WHAT TO WORK ON: Every line of the listing must be reproduced as it stands. Leave the images behind.

PROVIDED RECORDS:
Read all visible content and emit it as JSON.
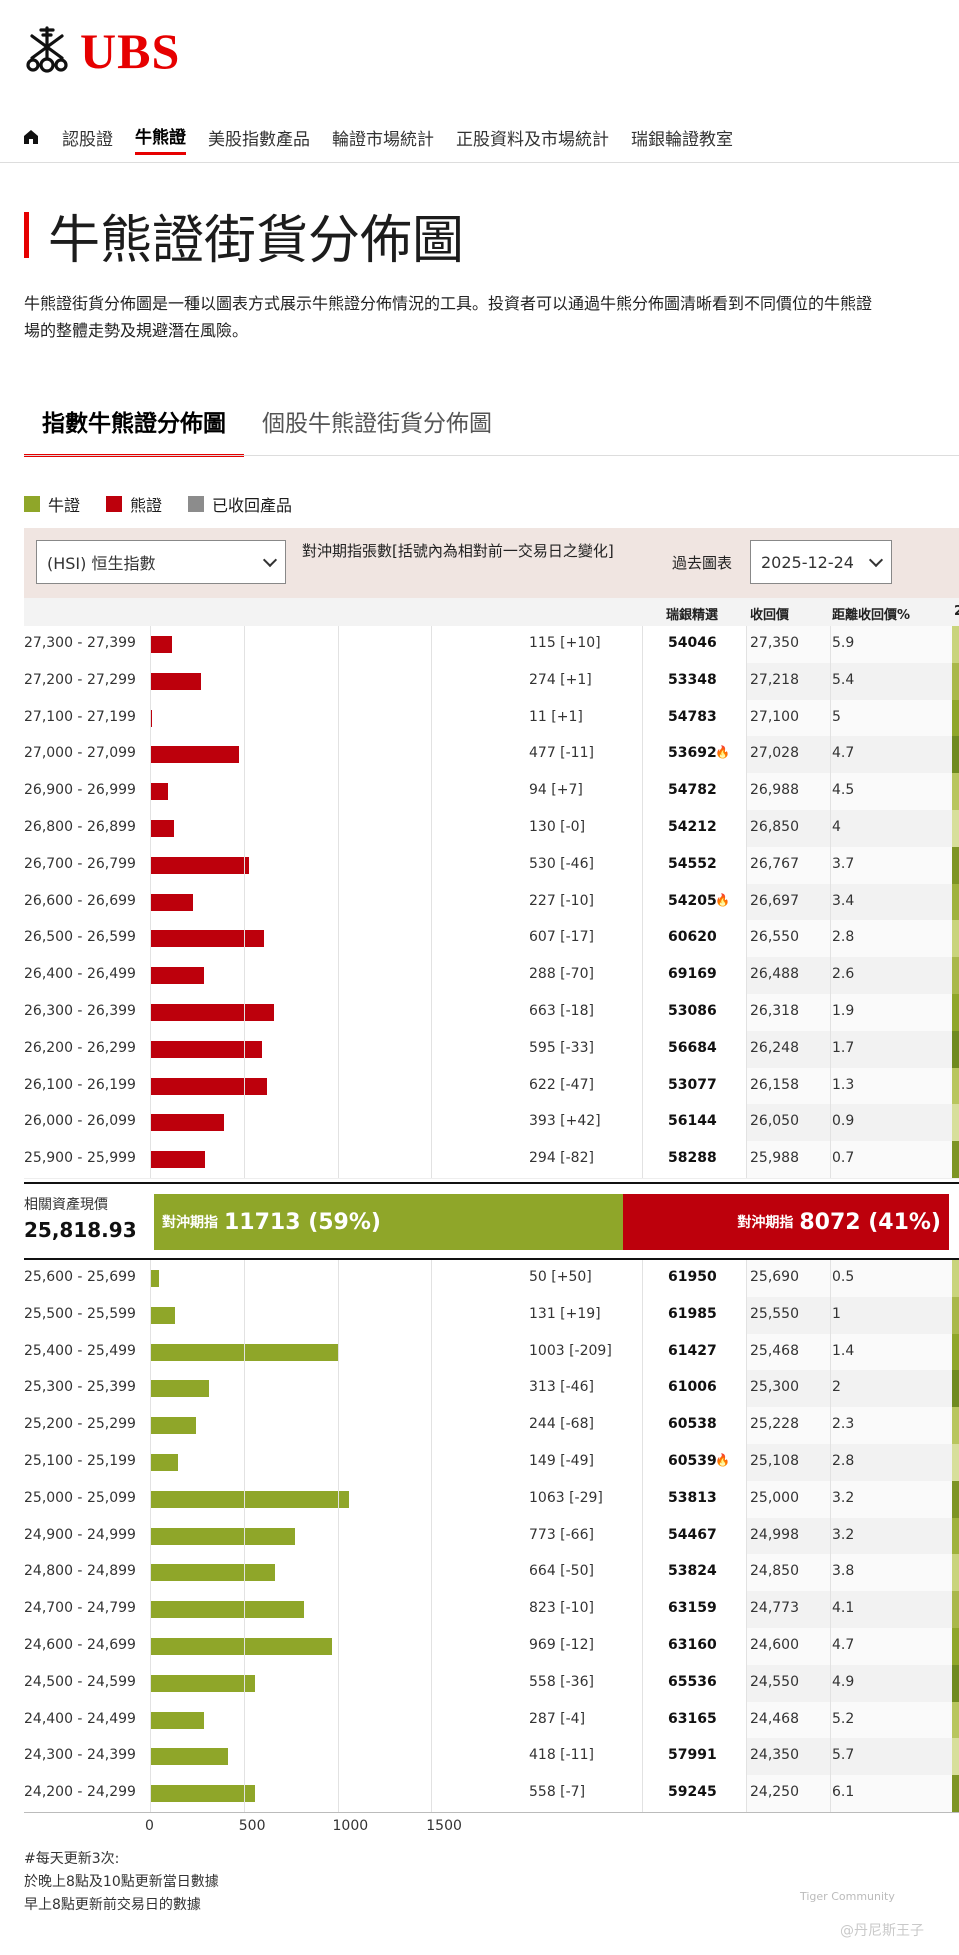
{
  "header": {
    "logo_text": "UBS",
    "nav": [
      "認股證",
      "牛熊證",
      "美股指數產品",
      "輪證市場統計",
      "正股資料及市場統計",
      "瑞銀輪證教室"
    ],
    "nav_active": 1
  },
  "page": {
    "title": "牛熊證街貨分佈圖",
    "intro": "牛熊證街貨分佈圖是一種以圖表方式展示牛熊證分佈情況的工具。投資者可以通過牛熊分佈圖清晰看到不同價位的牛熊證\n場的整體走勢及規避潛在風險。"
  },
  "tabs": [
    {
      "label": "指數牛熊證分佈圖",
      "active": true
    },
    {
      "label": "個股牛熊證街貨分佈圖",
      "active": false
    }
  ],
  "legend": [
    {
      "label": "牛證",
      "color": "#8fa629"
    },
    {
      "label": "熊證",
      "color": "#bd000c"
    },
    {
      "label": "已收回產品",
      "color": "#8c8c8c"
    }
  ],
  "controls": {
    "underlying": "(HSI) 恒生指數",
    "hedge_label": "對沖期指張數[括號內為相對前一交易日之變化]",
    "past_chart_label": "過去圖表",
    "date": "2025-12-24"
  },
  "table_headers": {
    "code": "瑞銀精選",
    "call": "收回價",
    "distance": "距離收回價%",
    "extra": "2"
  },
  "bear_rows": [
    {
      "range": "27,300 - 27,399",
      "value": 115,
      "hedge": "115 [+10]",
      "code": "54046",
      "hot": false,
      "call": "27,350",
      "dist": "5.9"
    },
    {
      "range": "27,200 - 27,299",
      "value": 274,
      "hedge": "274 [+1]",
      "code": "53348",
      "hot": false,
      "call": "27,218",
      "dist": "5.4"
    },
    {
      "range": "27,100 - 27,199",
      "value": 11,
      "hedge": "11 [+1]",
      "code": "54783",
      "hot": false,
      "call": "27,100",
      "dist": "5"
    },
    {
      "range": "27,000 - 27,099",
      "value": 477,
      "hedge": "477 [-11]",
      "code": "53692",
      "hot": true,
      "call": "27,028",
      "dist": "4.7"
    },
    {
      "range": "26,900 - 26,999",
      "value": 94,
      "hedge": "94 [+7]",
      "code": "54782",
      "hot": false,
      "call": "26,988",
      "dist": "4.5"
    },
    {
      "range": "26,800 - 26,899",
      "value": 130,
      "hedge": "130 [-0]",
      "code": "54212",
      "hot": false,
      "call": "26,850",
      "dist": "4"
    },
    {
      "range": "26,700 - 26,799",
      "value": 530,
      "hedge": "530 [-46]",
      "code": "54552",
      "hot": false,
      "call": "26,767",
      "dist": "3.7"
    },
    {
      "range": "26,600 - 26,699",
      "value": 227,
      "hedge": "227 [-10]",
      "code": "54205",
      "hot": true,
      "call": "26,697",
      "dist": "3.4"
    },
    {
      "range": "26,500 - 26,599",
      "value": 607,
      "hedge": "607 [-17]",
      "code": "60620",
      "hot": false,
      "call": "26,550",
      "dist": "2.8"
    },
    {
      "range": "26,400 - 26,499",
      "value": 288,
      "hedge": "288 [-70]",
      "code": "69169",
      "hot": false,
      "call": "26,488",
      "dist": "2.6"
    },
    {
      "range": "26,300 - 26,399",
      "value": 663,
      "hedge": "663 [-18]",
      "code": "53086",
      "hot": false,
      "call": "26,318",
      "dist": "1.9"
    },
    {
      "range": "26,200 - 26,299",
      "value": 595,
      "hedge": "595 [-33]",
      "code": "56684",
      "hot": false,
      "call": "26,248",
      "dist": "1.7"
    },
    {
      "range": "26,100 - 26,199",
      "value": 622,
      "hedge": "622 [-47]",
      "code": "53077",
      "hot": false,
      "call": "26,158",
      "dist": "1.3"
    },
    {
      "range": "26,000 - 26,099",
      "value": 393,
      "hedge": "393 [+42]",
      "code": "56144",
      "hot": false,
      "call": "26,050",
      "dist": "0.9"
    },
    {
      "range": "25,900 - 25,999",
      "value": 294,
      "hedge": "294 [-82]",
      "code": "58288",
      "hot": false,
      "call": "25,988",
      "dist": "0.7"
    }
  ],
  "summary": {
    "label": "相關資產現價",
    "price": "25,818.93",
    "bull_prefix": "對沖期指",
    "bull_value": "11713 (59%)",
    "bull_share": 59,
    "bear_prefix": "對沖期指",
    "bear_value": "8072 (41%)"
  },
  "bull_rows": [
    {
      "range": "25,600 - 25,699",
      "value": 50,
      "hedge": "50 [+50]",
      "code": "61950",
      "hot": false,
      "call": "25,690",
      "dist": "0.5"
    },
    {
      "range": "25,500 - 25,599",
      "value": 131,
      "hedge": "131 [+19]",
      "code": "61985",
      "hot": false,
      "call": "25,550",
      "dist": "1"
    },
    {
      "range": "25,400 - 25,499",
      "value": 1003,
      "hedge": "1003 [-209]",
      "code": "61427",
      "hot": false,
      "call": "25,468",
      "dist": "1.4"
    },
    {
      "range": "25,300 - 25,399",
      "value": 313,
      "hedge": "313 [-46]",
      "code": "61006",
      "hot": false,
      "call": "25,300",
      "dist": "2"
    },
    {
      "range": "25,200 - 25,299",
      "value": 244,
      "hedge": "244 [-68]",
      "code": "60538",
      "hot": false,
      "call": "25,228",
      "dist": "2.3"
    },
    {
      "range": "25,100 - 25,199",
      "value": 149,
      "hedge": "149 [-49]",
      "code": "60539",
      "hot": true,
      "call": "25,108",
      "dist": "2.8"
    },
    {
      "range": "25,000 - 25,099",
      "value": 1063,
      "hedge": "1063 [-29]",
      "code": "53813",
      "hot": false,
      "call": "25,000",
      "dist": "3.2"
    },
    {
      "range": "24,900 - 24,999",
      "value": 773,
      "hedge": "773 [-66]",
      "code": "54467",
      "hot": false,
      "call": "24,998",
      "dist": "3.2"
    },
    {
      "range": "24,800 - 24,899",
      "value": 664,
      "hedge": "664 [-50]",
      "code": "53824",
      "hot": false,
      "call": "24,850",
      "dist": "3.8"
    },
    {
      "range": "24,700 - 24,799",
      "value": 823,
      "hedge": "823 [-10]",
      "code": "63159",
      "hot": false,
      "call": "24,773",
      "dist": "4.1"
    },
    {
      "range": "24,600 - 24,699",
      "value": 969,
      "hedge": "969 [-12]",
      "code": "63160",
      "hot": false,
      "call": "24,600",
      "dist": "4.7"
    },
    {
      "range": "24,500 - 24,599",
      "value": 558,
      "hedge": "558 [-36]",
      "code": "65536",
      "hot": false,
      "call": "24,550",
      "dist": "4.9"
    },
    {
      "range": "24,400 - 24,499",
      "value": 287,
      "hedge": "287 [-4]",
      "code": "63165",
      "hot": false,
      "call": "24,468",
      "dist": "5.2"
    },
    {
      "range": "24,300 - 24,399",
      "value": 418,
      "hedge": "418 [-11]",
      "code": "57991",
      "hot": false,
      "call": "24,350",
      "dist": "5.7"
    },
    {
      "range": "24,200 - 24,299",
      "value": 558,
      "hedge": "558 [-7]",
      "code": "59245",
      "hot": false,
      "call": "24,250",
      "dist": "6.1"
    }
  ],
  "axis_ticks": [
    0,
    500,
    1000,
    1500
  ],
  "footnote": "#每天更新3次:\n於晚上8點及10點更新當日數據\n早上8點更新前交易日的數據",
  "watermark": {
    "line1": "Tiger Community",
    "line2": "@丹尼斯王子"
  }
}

OUTPUT FOR THIS TASK:
Read all visible content and emit it as JSON.
{
  "header": {
    "logo_text": "UBS",
    "nav": [
      "認股證",
      "牛熊證",
      "美股指數產品",
      "輪證市場統計",
      "正股資料及市場統計",
      "瑞銀輪證教室"
    ],
    "nav_active": 1
  },
  "page": {
    "title": "牛熊證街貨分佈圖",
    "intro": "牛熊證街貨分佈圖是一種以圖表方式展示牛熊證分佈情況的工具。投資者可以通過牛熊分佈圖清晰看到不同價位的牛熊證\n場的整體走勢及規避潛在風險。"
  },
  "tabs": [
    {
      "label": "指數牛熊證分佈圖",
      "active": true
    },
    {
      "label": "個股牛熊證街貨分佈圖",
      "active": false
    }
  ],
  "legend": [
    {
      "label": "牛證",
      "color": "#8fa629"
    },
    {
      "label": "熊證",
      "color": "#bd000c"
    },
    {
      "label": "已收回產品",
      "color": "#8c8c8c"
    }
  ],
  "controls": {
    "underlying": "(HSI) 恒生指數",
    "hedge_label": "對沖期指張數[括號內為相對前一交易日之變化]",
    "past_chart_label": "過去圖表",
    "date": "2025-12-24"
  },
  "table_headers": {
    "code": "瑞銀精選",
    "call": "收回價",
    "distance": "距離收回價%",
    "extra": "2"
  },
  "bear_rows": [
    {
      "range": "27,300 - 27,399",
      "value": 115,
      "hedge": "115 [+10]",
      "code": "54046",
      "hot": false,
      "call": "27,350",
      "dist": "5.9"
    },
    {
      "range": "27,200 - 27,299",
      "value": 274,
      "hedge": "274 [+1]",
      "code": "53348",
      "hot": false,
      "call": "27,218",
      "dist": "5.4"
    },
    {
      "range": "27,100 - 27,199",
      "value": 11,
      "hedge": "11 [+1]",
      "code": "54783",
      "hot": false,
      "call": "27,100",
      "dist": "5"
    },
    {
      "range": "27,000 - 27,099",
      "value": 477,
      "hedge": "477 [-11]",
      "code": "53692",
      "hot": true,
      "call": "27,028",
      "dist": "4.7"
    },
    {
      "range": "26,900 - 26,999",
      "value": 94,
      "hedge": "94 [+7]",
      "code": "54782",
      "hot": false,
      "call": "26,988",
      "dist": "4.5"
    },
    {
      "range": "26,800 - 26,899",
      "value": 130,
      "hedge": "130 [-0]",
      "code": "54212",
      "hot": false,
      "call": "26,850",
      "dist": "4"
    },
    {
      "range": "26,700 - 26,799",
      "value": 530,
      "hedge": "530 [-46]",
      "code": "54552",
      "hot": false,
      "call": "26,767",
      "dist": "3.7"
    },
    {
      "range": "26,600 - 26,699",
      "value": 227,
      "hedge": "227 [-10]",
      "code": "54205",
      "hot": true,
      "call": "26,697",
      "dist": "3.4"
    },
    {
      "range": "26,500 - 26,599",
      "value": 607,
      "hedge": "607 [-17]",
      "code": "60620",
      "hot": false,
      "call": "26,550",
      "dist": "2.8"
    },
    {
      "range": "26,400 - 26,499",
      "value": 288,
      "hedge": "288 [-70]",
      "code": "69169",
      "hot": false,
      "call": "26,488",
      "dist": "2.6"
    },
    {
      "range": "26,300 - 26,399",
      "value": 663,
      "hedge": "663 [-18]",
      "code": "53086",
      "hot": false,
      "call": "26,318",
      "dist": "1.9"
    },
    {
      "range": "26,200 - 26,299",
      "value": 595,
      "hedge": "595 [-33]",
      "code": "56684",
      "hot": false,
      "call": "26,248",
      "dist": "1.7"
    },
    {
      "range": "26,100 - 26,199",
      "value": 622,
      "hedge": "622 [-47]",
      "code": "53077",
      "hot": false,
      "call": "26,158",
      "dist": "1.3"
    },
    {
      "range": "26,000 - 26,099",
      "value": 393,
      "hedge": "393 [+42]",
      "code": "56144",
      "hot": false,
      "call": "26,050",
      "dist": "0.9"
    },
    {
      "range": "25,900 - 25,999",
      "value": 294,
      "hedge": "294 [-82]",
      "code": "58288",
      "hot": false,
      "call": "25,988",
      "dist": "0.7"
    }
  ],
  "summary": {
    "label": "相關資產現價",
    "price": "25,818.93",
    "bull_prefix": "對沖期指",
    "bull_value": "11713 (59%)",
    "bull_share": 59,
    "bear_prefix": "對沖期指",
    "bear_value": "8072 (41%)"
  },
  "bull_rows": [
    {
      "range": "25,600 - 25,699",
      "value": 50,
      "hedge": "50 [+50]",
      "code": "61950",
      "hot": false,
      "call": "25,690",
      "dist": "0.5"
    },
    {
      "range": "25,500 - 25,599",
      "value": 131,
      "hedge": "131 [+19]",
      "code": "61985",
      "hot": false,
      "call": "25,550",
      "dist": "1"
    },
    {
      "range": "25,400 - 25,499",
      "value": 1003,
      "hedge": "1003 [-209]",
      "code": "61427",
      "hot": false,
      "call": "25,468",
      "dist": "1.4"
    },
    {
      "range": "25,300 - 25,399",
      "value": 313,
      "hedge": "313 [-46]",
      "code": "61006",
      "hot": false,
      "call": "25,300",
      "dist": "2"
    },
    {
      "range": "25,200 - 25,299",
      "value": 244,
      "hedge": "244 [-68]",
      "code": "60538",
      "hot": false,
      "call": "25,228",
      "dist": "2.3"
    },
    {
      "range": "25,100 - 25,199",
      "value": 149,
      "hedge": "149 [-49]",
      "code": "60539",
      "hot": true,
      "call": "25,108",
      "dist": "2.8"
    },
    {
      "range": "25,000 - 25,099",
      "value": 1063,
      "hedge": "1063 [-29]",
      "code": "53813",
      "hot": false,
      "call": "25,000",
      "dist": "3.2"
    },
    {
      "range": "24,900 - 24,999",
      "value": 773,
      "hedge": "773 [-66]",
      "code": "54467",
      "hot": false,
      "call": "24,998",
      "dist": "3.2"
    },
    {
      "range": "24,800 - 24,899",
      "value": 664,
      "hedge": "664 [-50]",
      "code": "53824",
      "hot": false,
      "call": "24,850",
      "dist": "3.8"
    },
    {
      "range": "24,700 - 24,799",
      "value": 823,
      "hedge": "823 [-10]",
      "code": "63159",
      "hot": false,
      "call": "24,773",
      "dist": "4.1"
    },
    {
      "range": "24,600 - 24,699",
      "value": 969,
      "hedge": "969 [-12]",
      "code": "63160",
      "hot": false,
      "call": "24,600",
      "dist": "4.7"
    },
    {
      "range": "24,500 - 24,599",
      "value": 558,
      "hedge": "558 [-36]",
      "code": "65536",
      "hot": false,
      "call": "24,550",
      "dist": "4.9"
    },
    {
      "range": "24,400 - 24,499",
      "value": 287,
      "hedge": "287 [-4]",
      "code": "63165",
      "hot": false,
      "call": "24,468",
      "dist": "5.2"
    },
    {
      "range": "24,300 - 24,399",
      "value": 418,
      "hedge": "418 [-11]",
      "code": "57991",
      "hot": false,
      "call": "24,350",
      "dist": "5.7"
    },
    {
      "range": "24,200 - 24,299",
      "value": 558,
      "hedge": "558 [-7]",
      "code": "59245",
      "hot": false,
      "call": "24,250",
      "dist": "6.1"
    }
  ],
  "axis_ticks": [
    0,
    500,
    1000,
    1500
  ],
  "footnote": "#每天更新3次:\n於晚上8點及10點更新當日數據\n早上8點更新前交易日的數據",
  "watermark": {
    "line1": "Tiger Community",
    "line2": "@丹尼斯王子"
  }
}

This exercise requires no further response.